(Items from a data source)
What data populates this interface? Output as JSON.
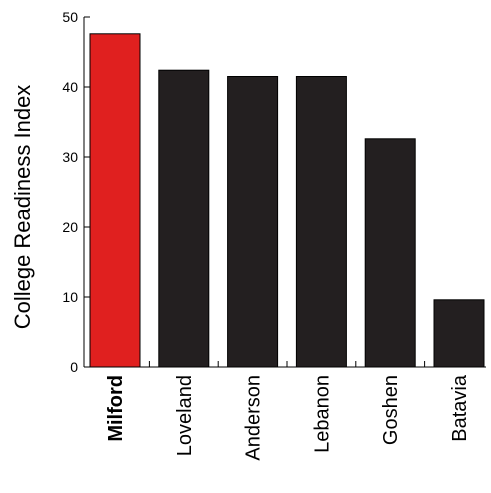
{
  "chart_data": {
    "type": "bar",
    "title": "",
    "xlabel": "",
    "ylabel": "College Readiness Index",
    "categories": [
      "Milford",
      "Loveland",
      "Anderson",
      "Lebanon",
      "Goshen",
      "Batavia"
    ],
    "values": [
      47.6,
      42.4,
      41.5,
      41.5,
      32.6,
      9.6
    ],
    "highlight": "Milford",
    "ylim": [
      0,
      50
    ],
    "yticks": [
      0,
      10,
      20,
      30,
      40,
      50
    ],
    "grid": false,
    "colors": {
      "highlight": "#e0201f",
      "bar": "#231f20",
      "axis": "#000000"
    }
  }
}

Exercise prompt: Each record must be quoted in full and exactly. Do not include the pictures.

Task output:
What data populates this interface? Output as JSON.
{
  "chart_data": {
    "type": "bar",
    "title": "",
    "xlabel": "",
    "ylabel": "College Readiness Index",
    "categories": [
      "Milford",
      "Loveland",
      "Anderson",
      "Lebanon",
      "Goshen",
      "Batavia"
    ],
    "values": [
      47.6,
      42.4,
      41.5,
      41.5,
      32.6,
      9.6
    ],
    "highlight": "Milford",
    "ylim": [
      0,
      50
    ],
    "yticks": [
      0,
      10,
      20,
      30,
      40,
      50
    ],
    "grid": false,
    "colors": {
      "highlight": "#e0201f",
      "bar": "#231f20",
      "axis": "#000000"
    }
  }
}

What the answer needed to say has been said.